[Stored items from a collection]
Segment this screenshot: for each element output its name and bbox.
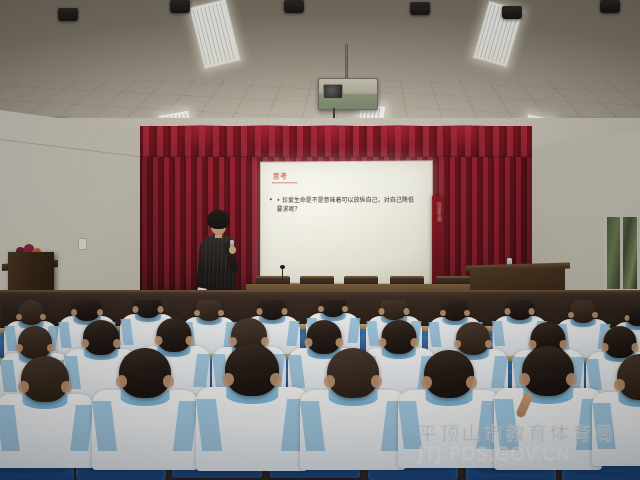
audience-member <box>196 344 308 480</box>
projector-mount-rod <box>345 44 348 82</box>
side-window <box>604 214 640 292</box>
ear <box>81 339 89 348</box>
ear <box>410 338 418 347</box>
student-head <box>381 300 408 320</box>
student-head <box>18 326 52 359</box>
presenter-hair <box>207 210 230 229</box>
ear <box>403 308 409 315</box>
ear <box>379 308 385 315</box>
slide-bullet-marker <box>270 198 272 200</box>
student-head <box>626 302 640 326</box>
ear <box>342 306 348 312</box>
student-head <box>522 346 574 396</box>
wall-switch[interactable] <box>78 238 87 250</box>
curtain-swag <box>310 125 354 151</box>
uniform-shoulder-stripe <box>494 399 520 450</box>
presenter-hand <box>229 246 236 254</box>
ear <box>614 379 625 391</box>
ear <box>485 340 492 348</box>
ear <box>631 343 638 351</box>
slide-body-text: • 珍爱生命是不是意味着可以放纵自己，对自己降低要求呢？ <box>277 196 419 214</box>
ceiling-speaker-icon <box>284 0 304 13</box>
student-uniform-torso <box>494 388 602 470</box>
ear <box>270 373 282 386</box>
student-uniform-torso <box>0 394 94 468</box>
projector-lens-icon <box>323 84 343 99</box>
audience-member <box>0 356 94 478</box>
student-head <box>327 348 379 398</box>
ceiling-projector-icon <box>318 78 378 110</box>
slide-title: 思考 <box>273 171 288 181</box>
ear <box>257 308 263 315</box>
student-uniform-torso <box>92 390 198 470</box>
ear <box>71 309 77 316</box>
ear <box>519 373 530 386</box>
banner-text: 珍爱生命 <box>433 202 442 222</box>
student-head <box>604 326 637 358</box>
curtain-swag <box>376 125 420 151</box>
ear <box>116 375 127 388</box>
ear <box>186 336 194 345</box>
curtain-swag <box>178 125 222 151</box>
ear <box>40 314 46 320</box>
ear <box>113 339 121 348</box>
uniform-shoulder-stripe <box>196 399 223 451</box>
table-microphone-icon <box>282 268 283 284</box>
student-head <box>424 350 474 398</box>
audience-member <box>592 354 640 476</box>
uniform-shoulder-stripe <box>592 403 615 449</box>
auditorium-photo: 思考 • 珍爱生命是不是意味着可以放纵自己，对自己降低要求呢？ 珍爱生命 <box>0 0 640 480</box>
ceiling-speaker-icon <box>600 0 620 13</box>
ceiling-speaker-icon <box>502 6 522 19</box>
curtain-swag <box>442 125 486 151</box>
student-head <box>18 300 44 325</box>
ear <box>336 338 344 347</box>
window-mullion <box>620 217 623 289</box>
audience-member <box>398 350 500 478</box>
ear <box>568 312 574 318</box>
ear <box>16 344 23 352</box>
slide-title-underline <box>272 182 298 183</box>
ceiling-speaker-icon <box>58 8 78 21</box>
audience-area <box>0 300 640 480</box>
student-uniform-torso <box>300 390 406 470</box>
ear <box>157 306 163 313</box>
ear <box>566 373 577 386</box>
ear <box>454 340 461 348</box>
ceiling-speaker-icon <box>410 2 430 15</box>
uniform-shoulder-stripe <box>0 405 19 451</box>
student-head <box>73 300 101 321</box>
uniform-shoulder-stripe <box>300 401 325 451</box>
student-head <box>570 300 596 323</box>
ear <box>440 310 446 316</box>
ceiling-speaker-icon <box>170 0 190 13</box>
ear <box>504 308 510 315</box>
student-head <box>442 300 468 321</box>
ear <box>602 343 609 351</box>
student-uniform-torso <box>196 387 308 471</box>
student-uniform-torso <box>592 392 640 466</box>
curtain-swag <box>244 125 288 151</box>
ear <box>281 308 287 315</box>
student-head <box>21 356 69 402</box>
audience-member <box>300 348 406 480</box>
ear <box>47 344 54 352</box>
audience-member <box>494 346 602 480</box>
student-head <box>225 344 279 396</box>
ear <box>379 338 387 347</box>
student-head <box>157 318 192 352</box>
student-head <box>119 348 171 398</box>
ear <box>218 310 224 316</box>
ear <box>154 336 162 345</box>
uniform-shoulder-stripe <box>71 405 94 451</box>
ear <box>163 375 174 388</box>
ear <box>529 308 535 315</box>
ear <box>222 373 234 386</box>
projection-screen: 思考 • 珍爱生命是不是意味着可以放纵自己，对自己降低要求呢？ <box>260 160 433 284</box>
ear <box>194 310 200 316</box>
audience-member <box>92 348 198 480</box>
uniform-shoulder-stripe <box>173 401 198 451</box>
student-uniform-torso <box>398 390 500 468</box>
ear <box>371 375 382 388</box>
ear <box>421 376 432 388</box>
ear <box>16 314 22 320</box>
ear <box>18 381 29 393</box>
ear <box>324 375 335 388</box>
student-head <box>506 300 533 320</box>
ear <box>97 309 103 316</box>
uniform-shoulder-stripe <box>398 401 422 449</box>
ear <box>318 306 324 312</box>
ear <box>133 306 139 313</box>
ear <box>624 315 630 321</box>
ear <box>592 312 598 318</box>
student-head <box>259 300 286 320</box>
ear <box>464 310 470 316</box>
uniform-shoulder-stripe <box>92 401 117 451</box>
ear <box>61 381 72 393</box>
ear <box>466 376 477 388</box>
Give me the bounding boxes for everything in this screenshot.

DIRECTIONS FOR THIS TASK: Substitute "learner-head" for "student-head" in the entries, starting at the line that has "audience-member <box>196 344 308 480</box>" and stopping after the line that has "presenter-hand <box>229 246 236 254</box>". Give back only those lines, with nothing else changed.

TASK OUTPUT:
audience-member <box>196 344 308 480</box>
projector-mount-rod <box>345 44 348 82</box>
side-window <box>604 214 640 292</box>
ear <box>81 339 89 348</box>
ear <box>410 338 418 347</box>
learner-head <box>381 300 408 320</box>
learner-head <box>18 326 52 359</box>
presenter-hair <box>207 210 230 229</box>
ear <box>403 308 409 315</box>
ear <box>379 308 385 315</box>
slide-bullet-marker <box>270 198 272 200</box>
learner-head <box>626 302 640 326</box>
ear <box>342 306 348 312</box>
learner-head <box>522 346 574 396</box>
wall-switch[interactable] <box>78 238 87 250</box>
curtain-swag <box>310 125 354 151</box>
uniform-shoulder-stripe <box>494 399 520 450</box>
presenter-hand <box>229 246 236 254</box>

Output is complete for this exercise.